= Entries supplied =
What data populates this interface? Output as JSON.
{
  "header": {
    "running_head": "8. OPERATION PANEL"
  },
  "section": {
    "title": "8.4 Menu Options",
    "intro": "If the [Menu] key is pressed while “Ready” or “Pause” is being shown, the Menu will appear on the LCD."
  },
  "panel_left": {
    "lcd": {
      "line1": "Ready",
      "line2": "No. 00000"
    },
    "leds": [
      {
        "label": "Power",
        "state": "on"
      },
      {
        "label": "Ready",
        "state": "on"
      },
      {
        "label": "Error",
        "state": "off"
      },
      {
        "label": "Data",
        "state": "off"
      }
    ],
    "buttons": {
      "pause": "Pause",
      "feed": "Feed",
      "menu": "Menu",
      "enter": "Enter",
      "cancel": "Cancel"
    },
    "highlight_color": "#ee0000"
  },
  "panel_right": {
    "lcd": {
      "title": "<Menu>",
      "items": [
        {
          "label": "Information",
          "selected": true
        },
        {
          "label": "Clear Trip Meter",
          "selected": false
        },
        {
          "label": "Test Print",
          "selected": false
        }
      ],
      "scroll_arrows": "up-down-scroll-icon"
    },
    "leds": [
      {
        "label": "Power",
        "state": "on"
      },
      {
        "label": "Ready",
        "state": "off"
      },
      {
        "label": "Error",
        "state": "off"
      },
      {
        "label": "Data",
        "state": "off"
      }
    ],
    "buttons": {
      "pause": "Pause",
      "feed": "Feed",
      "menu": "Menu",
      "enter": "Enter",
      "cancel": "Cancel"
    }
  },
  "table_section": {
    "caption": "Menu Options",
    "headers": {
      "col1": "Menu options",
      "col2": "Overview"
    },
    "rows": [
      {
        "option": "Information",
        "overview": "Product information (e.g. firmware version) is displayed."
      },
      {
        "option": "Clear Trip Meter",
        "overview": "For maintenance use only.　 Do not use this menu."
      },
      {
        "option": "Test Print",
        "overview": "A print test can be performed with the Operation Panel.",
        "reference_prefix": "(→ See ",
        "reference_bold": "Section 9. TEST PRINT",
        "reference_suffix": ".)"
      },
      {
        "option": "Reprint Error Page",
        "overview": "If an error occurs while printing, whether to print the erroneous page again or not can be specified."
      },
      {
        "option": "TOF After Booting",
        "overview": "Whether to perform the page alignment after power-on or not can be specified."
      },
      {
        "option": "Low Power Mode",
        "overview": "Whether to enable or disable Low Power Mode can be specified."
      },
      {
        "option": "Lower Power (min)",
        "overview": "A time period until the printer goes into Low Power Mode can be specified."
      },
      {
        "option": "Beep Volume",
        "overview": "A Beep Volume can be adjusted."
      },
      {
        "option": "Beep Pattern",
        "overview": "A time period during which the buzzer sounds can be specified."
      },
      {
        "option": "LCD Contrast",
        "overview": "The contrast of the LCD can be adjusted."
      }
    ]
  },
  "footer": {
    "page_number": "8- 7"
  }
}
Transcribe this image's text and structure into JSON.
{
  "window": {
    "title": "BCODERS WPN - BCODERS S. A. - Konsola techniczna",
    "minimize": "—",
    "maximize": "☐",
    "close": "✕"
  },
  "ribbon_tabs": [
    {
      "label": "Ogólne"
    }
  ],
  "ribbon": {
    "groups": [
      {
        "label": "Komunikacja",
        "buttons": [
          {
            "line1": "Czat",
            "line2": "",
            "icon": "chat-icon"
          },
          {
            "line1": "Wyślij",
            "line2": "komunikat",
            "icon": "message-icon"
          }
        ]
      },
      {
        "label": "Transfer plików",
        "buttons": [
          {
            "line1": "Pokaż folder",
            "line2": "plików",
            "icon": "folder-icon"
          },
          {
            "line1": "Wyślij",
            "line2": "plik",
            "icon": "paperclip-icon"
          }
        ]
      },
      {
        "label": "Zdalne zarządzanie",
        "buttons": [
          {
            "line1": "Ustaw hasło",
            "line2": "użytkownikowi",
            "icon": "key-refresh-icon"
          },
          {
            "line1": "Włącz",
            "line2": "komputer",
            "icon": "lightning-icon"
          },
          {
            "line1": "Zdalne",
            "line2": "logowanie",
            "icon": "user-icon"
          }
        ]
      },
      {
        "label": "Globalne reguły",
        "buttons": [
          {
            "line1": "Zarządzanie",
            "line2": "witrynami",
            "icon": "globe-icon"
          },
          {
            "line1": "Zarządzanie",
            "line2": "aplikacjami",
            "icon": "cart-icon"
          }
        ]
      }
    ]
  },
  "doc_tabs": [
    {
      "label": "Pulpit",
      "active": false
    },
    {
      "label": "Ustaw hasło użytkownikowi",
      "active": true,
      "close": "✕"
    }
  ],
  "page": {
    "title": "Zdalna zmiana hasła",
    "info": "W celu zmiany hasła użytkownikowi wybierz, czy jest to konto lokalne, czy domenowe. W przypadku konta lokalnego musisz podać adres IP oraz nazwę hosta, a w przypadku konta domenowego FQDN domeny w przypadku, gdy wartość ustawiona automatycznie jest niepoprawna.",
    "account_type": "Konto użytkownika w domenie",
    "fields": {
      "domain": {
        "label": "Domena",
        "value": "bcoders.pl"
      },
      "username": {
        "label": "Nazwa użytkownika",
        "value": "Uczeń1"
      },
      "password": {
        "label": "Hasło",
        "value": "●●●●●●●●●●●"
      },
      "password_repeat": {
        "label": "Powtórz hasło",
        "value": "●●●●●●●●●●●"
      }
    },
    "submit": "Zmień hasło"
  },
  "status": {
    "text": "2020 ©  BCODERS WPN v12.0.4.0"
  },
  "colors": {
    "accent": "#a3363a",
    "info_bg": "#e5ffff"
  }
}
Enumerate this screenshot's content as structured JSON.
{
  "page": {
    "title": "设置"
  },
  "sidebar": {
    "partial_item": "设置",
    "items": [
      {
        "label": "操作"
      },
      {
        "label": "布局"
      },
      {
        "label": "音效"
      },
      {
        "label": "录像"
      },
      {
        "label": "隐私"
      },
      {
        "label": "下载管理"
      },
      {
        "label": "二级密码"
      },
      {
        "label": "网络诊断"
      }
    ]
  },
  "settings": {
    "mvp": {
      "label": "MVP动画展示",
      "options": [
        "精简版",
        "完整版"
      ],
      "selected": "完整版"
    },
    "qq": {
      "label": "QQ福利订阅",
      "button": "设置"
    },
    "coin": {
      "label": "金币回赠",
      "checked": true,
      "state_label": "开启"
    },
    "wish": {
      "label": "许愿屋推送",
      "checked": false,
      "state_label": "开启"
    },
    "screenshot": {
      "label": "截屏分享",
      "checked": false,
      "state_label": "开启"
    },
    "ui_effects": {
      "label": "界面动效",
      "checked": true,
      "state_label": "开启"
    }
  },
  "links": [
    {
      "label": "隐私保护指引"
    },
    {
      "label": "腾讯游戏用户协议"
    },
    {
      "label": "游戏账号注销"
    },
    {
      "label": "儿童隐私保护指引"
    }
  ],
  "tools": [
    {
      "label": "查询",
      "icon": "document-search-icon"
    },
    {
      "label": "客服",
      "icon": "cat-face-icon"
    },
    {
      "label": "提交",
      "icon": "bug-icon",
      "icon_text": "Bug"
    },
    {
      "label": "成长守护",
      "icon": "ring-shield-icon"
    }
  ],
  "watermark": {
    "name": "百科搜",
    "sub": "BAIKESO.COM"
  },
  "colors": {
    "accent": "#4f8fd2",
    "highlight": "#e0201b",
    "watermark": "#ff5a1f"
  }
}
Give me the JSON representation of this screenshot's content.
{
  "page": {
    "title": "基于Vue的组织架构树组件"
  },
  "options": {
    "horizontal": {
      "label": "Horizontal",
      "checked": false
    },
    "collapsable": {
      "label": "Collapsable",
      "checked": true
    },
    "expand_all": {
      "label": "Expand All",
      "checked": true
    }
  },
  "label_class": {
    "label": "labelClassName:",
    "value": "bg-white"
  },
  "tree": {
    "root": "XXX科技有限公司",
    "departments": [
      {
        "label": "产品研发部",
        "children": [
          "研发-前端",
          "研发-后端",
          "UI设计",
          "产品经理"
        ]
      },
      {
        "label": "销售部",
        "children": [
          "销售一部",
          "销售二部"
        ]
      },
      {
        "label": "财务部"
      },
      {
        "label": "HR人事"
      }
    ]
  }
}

= Task goal =
Transcribe exactly, and only, the lines from the one bearing "Give me the" through the last line of the entries, counting both.

= Response below =
Give me the JSON representation of this screenshot's content.
{
  "page": {
    "title": "基于Vue的组织架构树组件"
  },
  "options": {
    "horizontal": {
      "label": "Horizontal",
      "checked": false
    },
    "collapsable": {
      "label": "Collapsable",
      "checked": true
    },
    "expand_all": {
      "label": "Expand All",
      "checked": true
    }
  },
  "label_class": {
    "label": "labelClassName:",
    "value": "bg-white"
  },
  "tree": {
    "root": "XXX科技有限公司",
    "departments": [
      {
        "label": "产品研发部",
        "children": [
          "研发-前端",
          "研发-后端",
          "UI设计",
          "产品经理"
        ]
      },
      {
        "label": "销售部",
        "children": [
          "销售一部",
          "销售二部"
        ]
      },
      {
        "label": "财务部"
      },
      {
        "label": "HR人事"
      }
    ]
  }
}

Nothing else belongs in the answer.